THE TASK>
Each entry below is to be duplicated verbatim.
****************************************
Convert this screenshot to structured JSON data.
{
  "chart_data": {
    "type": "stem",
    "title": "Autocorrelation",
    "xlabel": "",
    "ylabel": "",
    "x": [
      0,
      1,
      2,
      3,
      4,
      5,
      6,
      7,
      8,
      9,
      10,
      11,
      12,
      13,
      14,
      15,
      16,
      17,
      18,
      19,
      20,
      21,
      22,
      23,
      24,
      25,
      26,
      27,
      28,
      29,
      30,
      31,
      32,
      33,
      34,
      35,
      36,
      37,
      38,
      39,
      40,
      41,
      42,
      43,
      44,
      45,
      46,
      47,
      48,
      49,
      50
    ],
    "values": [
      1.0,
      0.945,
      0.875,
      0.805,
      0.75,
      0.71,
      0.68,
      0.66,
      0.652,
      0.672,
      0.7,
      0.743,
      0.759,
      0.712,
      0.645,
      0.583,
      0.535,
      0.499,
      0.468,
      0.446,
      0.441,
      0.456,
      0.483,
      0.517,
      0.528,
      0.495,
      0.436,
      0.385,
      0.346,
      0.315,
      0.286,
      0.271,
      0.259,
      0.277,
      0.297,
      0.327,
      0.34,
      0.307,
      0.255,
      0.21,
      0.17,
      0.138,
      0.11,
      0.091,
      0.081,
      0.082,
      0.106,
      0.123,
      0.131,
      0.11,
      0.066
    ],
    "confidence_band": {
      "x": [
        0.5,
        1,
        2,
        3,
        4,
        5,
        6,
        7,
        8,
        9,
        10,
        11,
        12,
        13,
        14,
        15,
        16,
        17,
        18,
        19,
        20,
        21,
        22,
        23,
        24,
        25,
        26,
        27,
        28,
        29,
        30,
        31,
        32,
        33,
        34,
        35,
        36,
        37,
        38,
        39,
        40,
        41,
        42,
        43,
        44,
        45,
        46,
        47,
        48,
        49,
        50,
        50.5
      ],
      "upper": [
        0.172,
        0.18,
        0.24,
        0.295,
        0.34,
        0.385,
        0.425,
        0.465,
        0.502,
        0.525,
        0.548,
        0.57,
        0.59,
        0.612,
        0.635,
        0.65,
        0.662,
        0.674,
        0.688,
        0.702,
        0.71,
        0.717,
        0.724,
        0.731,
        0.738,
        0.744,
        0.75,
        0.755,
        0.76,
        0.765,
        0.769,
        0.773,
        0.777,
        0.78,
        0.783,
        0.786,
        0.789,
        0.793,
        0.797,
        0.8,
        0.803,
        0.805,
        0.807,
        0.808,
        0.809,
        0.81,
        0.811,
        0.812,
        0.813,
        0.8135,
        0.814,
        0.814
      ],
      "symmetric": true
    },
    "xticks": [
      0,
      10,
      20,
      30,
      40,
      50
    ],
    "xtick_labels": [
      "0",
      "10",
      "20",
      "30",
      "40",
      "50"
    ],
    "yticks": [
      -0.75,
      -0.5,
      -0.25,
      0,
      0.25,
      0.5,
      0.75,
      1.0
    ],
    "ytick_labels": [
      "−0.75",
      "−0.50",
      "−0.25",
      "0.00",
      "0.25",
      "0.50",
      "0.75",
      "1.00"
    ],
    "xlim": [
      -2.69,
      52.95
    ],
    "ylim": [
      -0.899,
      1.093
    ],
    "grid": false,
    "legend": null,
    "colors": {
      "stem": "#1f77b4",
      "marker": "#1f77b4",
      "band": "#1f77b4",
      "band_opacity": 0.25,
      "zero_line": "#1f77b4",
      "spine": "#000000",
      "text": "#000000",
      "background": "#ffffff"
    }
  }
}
****************************************
ANSWER TO THE PROBLEM>
Convert this screenshot to structured JSON data.
{
  "chart_data": {
    "type": "stem",
    "title": "Autocorrelation",
    "xlabel": "",
    "ylabel": "",
    "x": [
      0,
      1,
      2,
      3,
      4,
      5,
      6,
      7,
      8,
      9,
      10,
      11,
      12,
      13,
      14,
      15,
      16,
      17,
      18,
      19,
      20,
      21,
      22,
      23,
      24,
      25,
      26,
      27,
      28,
      29,
      30,
      31,
      32,
      33,
      34,
      35,
      36,
      37,
      38,
      39,
      40,
      41,
      42,
      43,
      44,
      45,
      46,
      47,
      48,
      49,
      50
    ],
    "values": [
      1.0,
      0.945,
      0.875,
      0.805,
      0.75,
      0.71,
      0.68,
      0.66,
      0.652,
      0.672,
      0.7,
      0.743,
      0.759,
      0.712,
      0.645,
      0.583,
      0.535,
      0.499,
      0.468,
      0.446,
      0.441,
      0.456,
      0.483,
      0.517,
      0.528,
      0.495,
      0.436,
      0.385,
      0.346,
      0.315,
      0.286,
      0.271,
      0.259,
      0.277,
      0.297,
      0.327,
      0.34,
      0.307,
      0.255,
      0.21,
      0.17,
      0.138,
      0.11,
      0.091,
      0.081,
      0.082,
      0.106,
      0.123,
      0.131,
      0.11,
      0.066
    ],
    "confidence_band": {
      "x": [
        0.5,
        1,
        2,
        3,
        4,
        5,
        6,
        7,
        8,
        9,
        10,
        11,
        12,
        13,
        14,
        15,
        16,
        17,
        18,
        19,
        20,
        21,
        22,
        23,
        24,
        25,
        26,
        27,
        28,
        29,
        30,
        31,
        32,
        33,
        34,
        35,
        36,
        37,
        38,
        39,
        40,
        41,
        42,
        43,
        44,
        45,
        46,
        47,
        48,
        49,
        50,
        50.5
      ],
      "upper": [
        0.172,
        0.18,
        0.24,
        0.295,
        0.34,
        0.385,
        0.425,
        0.465,
        0.502,
        0.525,
        0.548,
        0.57,
        0.59,
        0.612,
        0.635,
        0.65,
        0.662,
        0.674,
        0.688,
        0.702,
        0.71,
        0.717,
        0.724,
        0.731,
        0.738,
        0.744,
        0.75,
        0.755,
        0.76,
        0.765,
        0.769,
        0.773,
        0.777,
        0.78,
        0.783,
        0.786,
        0.789,
        0.793,
        0.797,
        0.8,
        0.803,
        0.805,
        0.807,
        0.808,
        0.809,
        0.81,
        0.811,
        0.812,
        0.813,
        0.8135,
        0.814,
        0.814
      ],
      "symmetric": true
    },
    "xticks": [
      0,
      10,
      20,
      30,
      40,
      50
    ],
    "xtick_labels": [
      "0",
      "10",
      "20",
      "30",
      "40",
      "50"
    ],
    "yticks": [
      -0.75,
      -0.5,
      -0.25,
      0,
      0.25,
      0.5,
      0.75,
      1.0
    ],
    "ytick_labels": [
      "−0.75",
      "−0.50",
      "−0.25",
      "0.00",
      "0.25",
      "0.50",
      "0.75",
      "1.00"
    ],
    "xlim": [
      -2.69,
      52.95
    ],
    "ylim": [
      -0.899,
      1.093
    ],
    "grid": false,
    "legend": null,
    "colors": {
      "stem": "#1f77b4",
      "marker": "#1f77b4",
      "band": "#1f77b4",
      "band_opacity": 0.25,
      "zero_line": "#1f77b4",
      "spine": "#000000",
      "text": "#000000",
      "background": "#ffffff"
    }
  }
}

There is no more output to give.